Exercise details: All lines in the data bearing the string "naijyadese" should be identified and copied.

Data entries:
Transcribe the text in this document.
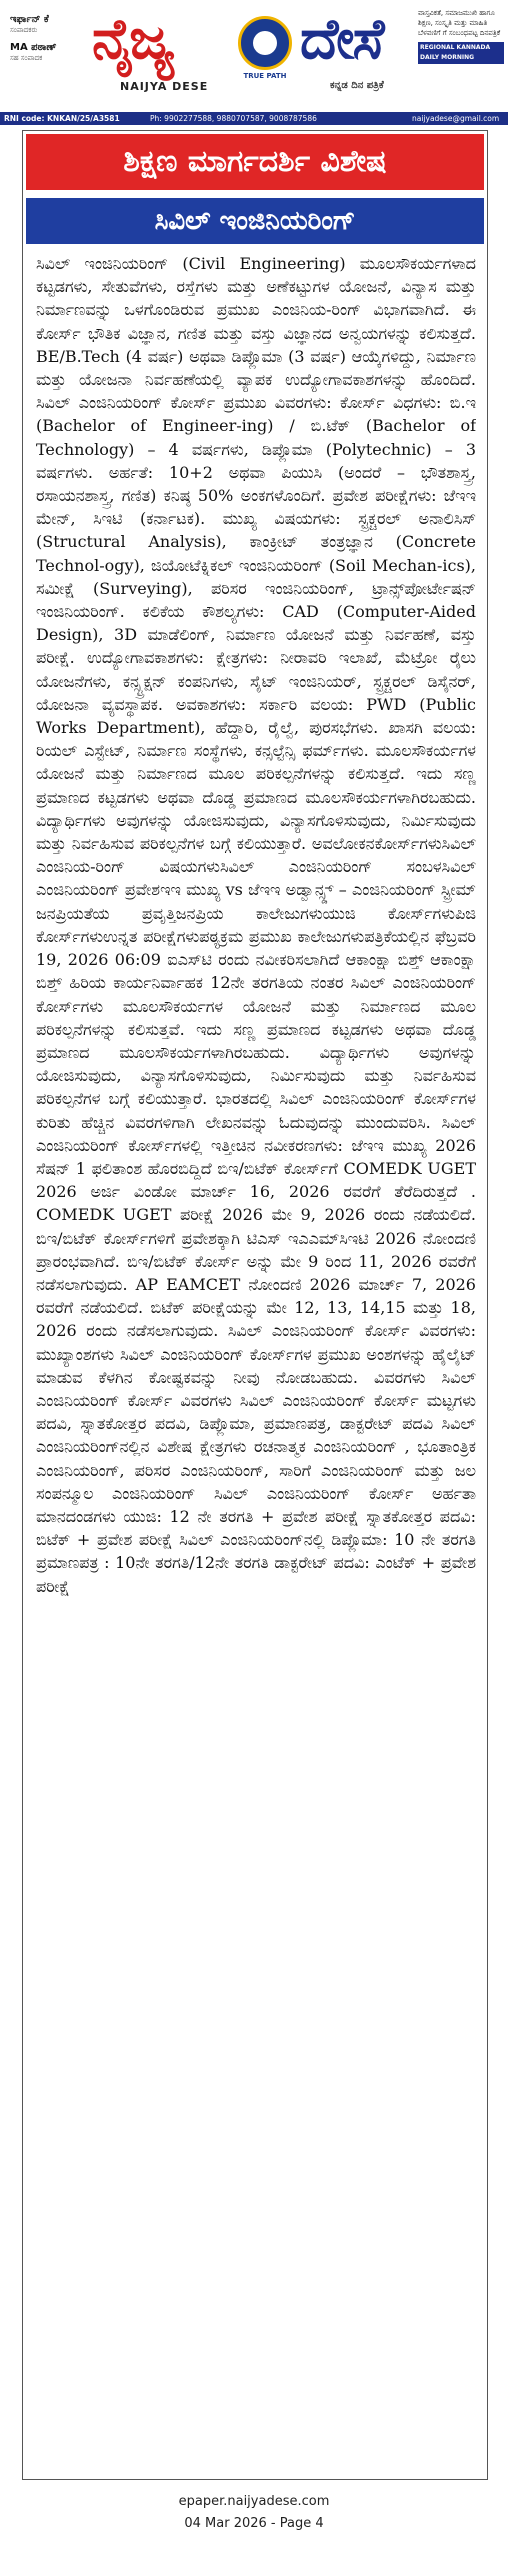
ಇರ್ಫಾನ್ ಕೆ
ಸಂಪಾದಕರು
MA ಪಠಾಣ್
ಸಹ ಸಂಪಾದಕ ನೈಜ್ಯ
TRUE PATH
ದೇಸೆ
NAIJYA DESE	ಕನ್ನಡ ದಿನ ಪತ್ರಿಕೆ
ವಾಸ್ತವಿಕತೆ, ಸಮಾಜಮುಖಿ ಹಾಗೂ ಶಿಕ್ಷಣ, ಸಂಸ್ಕೃತಿ ಮತ್ತು ಮಾಹಿತಿ ಬೆಳವಣಿಗೆ ಗೆ ಸಂಬಂಧಪಟ್ಟ ದಿನಪತ್ರಿಕೆ
REGIONAL KANNADA DAILY MORNING
RNI code: KNKAN/25/A3581	Ph: 9902277588, 9880707587, 9008787586	naijyadese@gmail.com
ಶಿಕ್ಷಣ ಮಾರ್ಗದರ್ಶಿ ವಿಶೇಷ
ಸಿವಿಲ್ ಇಂಜಿನಿಯರಿಂಗ್
ಸಿವಿಲ್ ಇಂಜಿನಿಯರಿಂಗ್ (Civil Engineering) ಮೂಲಸೌಕರ್ಯಗಳಾದ ಕಟ್ಟಡಗಳು, ಸೇತುವೆಗಳು, ರಸ್ತೆಗಳು ಮತ್ತು ಅಣೆಕಟ್ಟುಗಳ ಯೋಜನೆ, ವಿನ್ಯಾಸ ಮತ್ತು ನಿರ್ಮಾಣವನ್ನು ಒಳಗೊಂಡಿರುವ ಪ್ರಮುಖ ಎಂಜಿನಿಯ-ರಿಂಗ್ ವಿಭಾಗವಾಗಿದೆ. ಈ ಕೋರ್ಸ್ ಭೌತಿಕ ವಿಜ್ಞಾನ, ಗಣಿತ ಮತ್ತು ವಸ್ತು ವಿಜ್ಞಾನದ ಅನ್ವಯಗಳನ್ನು ಕಲಿಸುತ್ತದೆ. BE/B.Tech (4 ವರ್ಷ) ಅಥವಾ ಡಿಪ್ಲೊಮಾ (3 ವರ್ಷ) ಆಯ್ಕೆಗಳಿದ್ದು, ನಿರ್ಮಾಣ ಮತ್ತು ಯೋಜನಾ ನಿರ್ವಹಣೆಯಲ್ಲಿ ವ್ಯಾಪಕ ಉದ್ಯೋಗಾವಕಾಶಗಳನ್ನು ಹೊಂದಿದೆ. ಸಿವಿಲ್ ಎಂಜಿನಿಯರಿಂಗ್ ಕೋರ್ಸ್ ಪ್ರಮುಖ ವಿವರಗಳು: ಕೋರ್ಸ್ ವಿಧಗಳು: ಬಿ.ಇ (Bachelor of Engineer-ing) / ಬಿ.ಟೆಕ್ (Bachelor of Technology) – 4 ವರ್ಷಗಳು, ಡಿಪ್ಲೊಮಾ (Polytechnic) – 3 ವರ್ಷಗಳು. ಅರ್ಹತೆ: 10+2 ಅಥವಾ ಪಿಯುಸಿ (ಅಂದರೆ – ಭೌತಶಾಸ್ತ್ರ, ರಸಾಯನಶಾಸ್ತ್ರ, ಗಣಿತ) ಕನಿಷ್ಠ 50% ಅಂಕಗಳೊಂದಿಗೆ. ಪ್ರವೇಶ ಪರೀಕ್ಷೆಗಳು: ಜೆಇಇ ಮೇನ್, ಸಿಇಟಿ (ಕರ್ನಾಟಕ). ಮುಖ್ಯ ವಿಷಯಗಳು: ಸ್ಟ್ರಕ್ಚರಲ್ ಅನಾಲಿಸಿಸ್ (Structural Analysis), ಕಾಂಕ್ರೀಟ್ ತಂತ್ರಜ್ಞಾನ (Concrete Technol-ogy), ಜಿಯೋಟೆಕ್ನಿಕಲ್ ಇಂಜಿನಿಯರಿಂಗ್ (Soil Mechan-ics), ಸಮೀಕ್ಷೆ (Surveying), ಪರಿಸರ ಇಂಜಿನಿಯರಿಂಗ್, ಟ್ರಾನ್ಸ್‌ಪೋರ್ಟೇಷನ್ ಇಂಜಿನಿಯರಿಂಗ್. ಕಲಿಕೆಯ ಕೌಶಲ್ಯಗಳು: CAD (Computer-Aided Design), 3D ಮಾಡೆಲಿಂಗ್, ನಿರ್ಮಾಣ ಯೋಜನೆ ಮತ್ತು ನಿರ್ವಹಣೆ, ವಸ್ತು ಪರೀಕ್ಷೆ. ಉದ್ಯೋಗಾವಕಾಶಗಳು: ಕ್ಷೇತ್ರಗಳು: ನೀರಾವರಿ ಇಲಾಖೆ, ಮೆಟ್ರೋ ರೈಲು ಯೋಜನೆಗಳು, ಕನ್ಸ್ಟ್ರಕ್ಷನ್ ಕಂಪನಿಗಳು, ಸೈಟ್ ಇಂಜಿನಿಯರ್, ಸ್ಟ್ರಕ್ಚರಲ್ ಡಿಸೈನರ್, ಯೋಜನಾ ವ್ಯವಸ್ಥಾಪಕ. ಅವಕಾಶಗಳು: ಸರ್ಕಾರಿ ವಲಯ: PWD (Public Works Department), ಹೆದ್ದಾರಿ, ರೈಲ್ವೆ, ಪುರಸಭೆಗಳು. ಖಾಸಗಿ ವಲಯ: ರಿಯಲ್ ಎಸ್ಟೇಟ್, ನಿರ್ಮಾಣ ಸಂಸ್ಥೆಗಳು, ಕನ್ಸಲ್ಟೆನ್ಸಿ ಫರ್ಮ್‌ಗಳು. ಮೂಲಸೌಕರ್ಯಗಳ ಯೋಜನೆ ಮತ್ತು ನಿರ್ಮಾಣದ ಮೂಲ ಪರಿಕಲ್ಪನೆಗಳನ್ನು ಕಲಿಸುತ್ತದೆ. ಇದು ಸಣ್ಣ ಪ್ರಮಾಣದ ಕಟ್ಟಡಗಳು ಅಥವಾ ದೊಡ್ಡ ಪ್ರಮಾಣದ ಮೂಲಸೌಕರ್ಯಗಳಾಗಿರಬಹುದು. ವಿದ್ಯಾರ್ಥಿಗಳು ಅವುಗಳನ್ನು ಯೋಜಿಸುವುದು, ವಿನ್ಯಾಸಗೊಳಿಸುವುದು, ನಿರ್ಮಿಸುವುದು ಮತ್ತು ನಿರ್ವಹಿಸುವ ಪರಿಕಲ್ಪನೆಗಳ ಬಗ್ಗೆ ಕಲಿಯುತ್ತಾರೆ. ಅವಲೋಕನಕೋರ್ಸ್‌ಗಳುಸಿವಿಲ್ ಎಂಜಿನಿಯ-ರಿಂಗ್ ವಿಷಯಗಳುಸಿವಿಲ್ ಎಂಜಿನಿಯರಿಂಗ್ ಸಂಬಳಸಿವಿಲ್ ಎಂಜಿನಿಯರಿಂಗ್ ಪ್ರವೇಶಇಇ ಮುಖ್ಯ vs ಜೆಇಇ ಅಡ್ವಾನ್ಸ್ಡ್ – ಎಂಜಿನಿಯರಿಂಗ್ ಸ್ಟ್ರೀಮ್ ಜನಪ್ರಿಯತೆಯ ಪ್ರವೃತ್ತಿಜನಪ್ರಿಯ ಕಾಲೇಜುಗಳುಯುಜಿ ಕೋರ್ಸ್‌ಗಳುಪಿಜಿ ಕೋರ್ಸ್‌ಗಳುಉನ್ನತ ಪರೀಕ್ಷೆಗಳುಪಠ್ಯಕ್ರಮ ಪ್ರಮುಖ ಕಾಲೇಜುಗಳುಪತ್ರಿಕೆಯಲ್ಲಿನ ಫೆಬ್ರವರಿ 19, 2026 06:09 ಐಎಸ್‌ಟಿ ರಂದು ನವೀಕರಿಸಲಾಗಿದೆ ಆಕಾಂಕ್ಷಾ ಬಿಶ್ತ್ ಆಕಾಂಕ್ಷಾ ಬಿಶ್ತ್ ಹಿರಿಯ ಕಾರ್ಯನಿರ್ವಾಹಕ 12ನೇ ತರಗತಿಯ ನಂತರ ಸಿವಿಲ್ ಎಂಜಿನಿಯರಿಂಗ್ ಕೋರ್ಸ್‌ಗಳು ಮೂಲಸೌಕರ್ಯಗಳ ಯೋಜನೆ ಮತ್ತು ನಿರ್ಮಾಣದ ಮೂಲ ಪರಿಕಲ್ಪನೆಗಳನ್ನು ಕಲಿಸುತ್ತವೆ. ಇದು ಸಣ್ಣ ಪ್ರಮಾಣದ ಕಟ್ಟಡಗಳು ಅಥವಾ ದೊಡ್ಡ ಪ್ರಮಾಣದ ಮೂಲಸೌಕರ್ಯಗಳಾಗಿರಬಹುದು. ವಿದ್ಯಾರ್ಥಿಗಳು ಅವುಗಳನ್ನು ಯೋಜಿಸುವುದು, ವಿನ್ಯಾಸಗೊಳಿಸುವುದು, ನಿರ್ಮಿಸುವುದು ಮತ್ತು ನಿರ್ವಹಿಸುವ ಪರಿಕಲ್ಪನೆಗಳ ಬಗ್ಗೆ ಕಲಿಯುತ್ತಾರೆ. ಭಾರತದಲ್ಲಿ ಸಿವಿಲ್ ಎಂಜಿನಿಯರಿಂಗ್ ಕೋರ್ಸ್‌ಗಳ ಕುರಿತು ಹೆಚ್ಚಿನ ವಿವರಗಳಿಗಾಗಿ ಲೇಖನವನ್ನು ಓದುವುದನ್ನು ಮುಂದುವರಿಸಿ. ಸಿವಿಲ್ ಎಂಜಿನಿಯರಿಂಗ್ ಕೋರ್ಸ್‌ಗಳಲ್ಲಿ ಇತ್ತೀಚಿನ ನವೀಕರಣಗಳು: ಜೆಇಇ ಮುಖ್ಯ 2026 ಸೆಷನ್ 1 ಫಲಿತಾಂಶ ಹೊರಬಿದ್ದಿದೆ ಬಿಇ/ಬಿಟೆಕ್ ಕೋರ್ಸ್‌ಗೆ COMEDK UGET 2026 ಅರ್ಜಿ ವಿಂಡೋ ಮಾರ್ಚ್ 16, 2026 ರವರೆಗೆ ತೆರೆದಿರುತ್ತದೆ . COMEDK UGET ಪರೀಕ್ಷೆ 2026 ಮೇ 9, 2026 ರಂದು ನಡೆಯಲಿದೆ. ಬಿಇ/ಬಿಟೆಕ್ ಕೋರ್ಸ್‌ಗಳಿಗೆ ಪ್ರವೇಶಕ್ಕಾಗಿ ಟಿಎಸ್ ಇಎಎಮ್‌ಸಿಇಟಿ 2026 ನೋಂದಣಿ ಪ್ರಾರಂಭವಾಗಿದೆ. ಬಿಇ/ಬಿಟೆಕ್ ಕೋರ್ಸ್ ಅನ್ನು ಮೇ 9 ರಿಂದ 11, 2026 ರವರೆಗೆ ನಡೆಸಲಾಗುವುದು. AP EAMCET ನೋಂದಣಿ 2026 ಮಾರ್ಚ್ 7, 2026 ರವರೆಗೆ ನಡೆಯಲಿದೆ. ಬಿಟೆಕ್ ಪರೀಕ್ಷೆಯನ್ನು ಮೇ 12, 13, 14,15 ಮತ್ತು 18, 2026 ರಂದು ನಡೆಸಲಾಗುವುದು. ಸಿವಿಲ್ ಎಂಜಿನಿಯರಿಂಗ್ ಕೋರ್ಸ್ ವಿವರಗಳು: ಮುಖ್ಯಾಂಶಗಳು ಸಿವಿಲ್ ಎಂಜಿನಿಯರಿಂಗ್ ಕೋರ್ಸ್‌ಗಳ ಪ್ರಮುಖ ಅಂಶಗಳನ್ನು ಹೈಲೈಟ್ ಮಾಡುವ ಕೆಳಗಿನ ಕೋಷ್ಟಕವನ್ನು ನೀವು ನೋಡಬಹುದು. ವಿವರಗಳು ಸಿವಿಲ್ ಎಂಜಿನಿಯರಿಂಗ್ ಕೋರ್ಸ್ ವಿವರಗಳು ಸಿವಿಲ್ ಎಂಜಿನಿಯರಿಂಗ್ ಕೋರ್ಸ್ ಮಟ್ಟಗಳು ಪದವಿ, ಸ್ನಾತಕೋತ್ತರ ಪದವಿ, ಡಿಪ್ಲೊಮಾ, ಪ್ರಮಾಣಪತ್ರ, ಡಾಕ್ಟರೇಟ್ ಪದವಿ ಸಿವಿಲ್ ಎಂಜಿನಿಯರಿಂಗ್‌ನಲ್ಲಿನ ವಿಶೇಷ ಕ್ಷೇತ್ರಗಳು ರಚನಾತ್ಮಕ ಎಂಜಿನಿಯರಿಂಗ್ , ಭೂತಾಂತ್ರಿಕ ಎಂಜಿನಿಯರಿಂಗ್, ಪರಿಸರ ಎಂಜಿನಿಯರಿಂಗ್, ಸಾರಿಗೆ ಎಂಜಿನಿಯರಿಂಗ್ ಮತ್ತು ಜಲ ಸಂಪನ್ಮೂಲ ಎಂಜಿನಿಯರಿಂಗ್ ಸಿವಿಲ್ ಎಂಜಿನಿಯರಿಂಗ್ ಕೋರ್ಸ್ ಅರ್ಹತಾ ಮಾನದಂಡಗಳು ಯುಜಿ: 12 ನೇ ತರಗತಿ + ಪ್ರವೇಶ ಪರೀಕ್ಷೆ ಸ್ನಾತಕೋತ್ತರ ಪದವಿ: ಬಿಟೆಕ್ + ಪ್ರವೇಶ ಪರೀಕ್ಷೆ ಸಿವಿಲ್ ಎಂಜಿನಿಯರಿಂಗ್‌ನಲ್ಲಿ ಡಿಪ್ಲೊಮಾ: 10 ನೇ ತರಗತಿ ಪ್ರಮಾಣಪತ್ರ : 10ನೇ ತರಗತಿ/12ನೇ ತರಗತಿ ಡಾಕ್ಟರೇಟ್ ಪದವಿ: ಎಂಟೆಕ್ + ಪ್ರವೇಶ ಪರೀಕ್ಷೆ
epaper.naijyadese.com
04 Mar 2026 - Page 4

The output:
RNI code: KNKAN/25/A3581	Ph: 9902277588, 9880707587, 9008787586	naijyadese@gmail.com
epaper.naijyadese.com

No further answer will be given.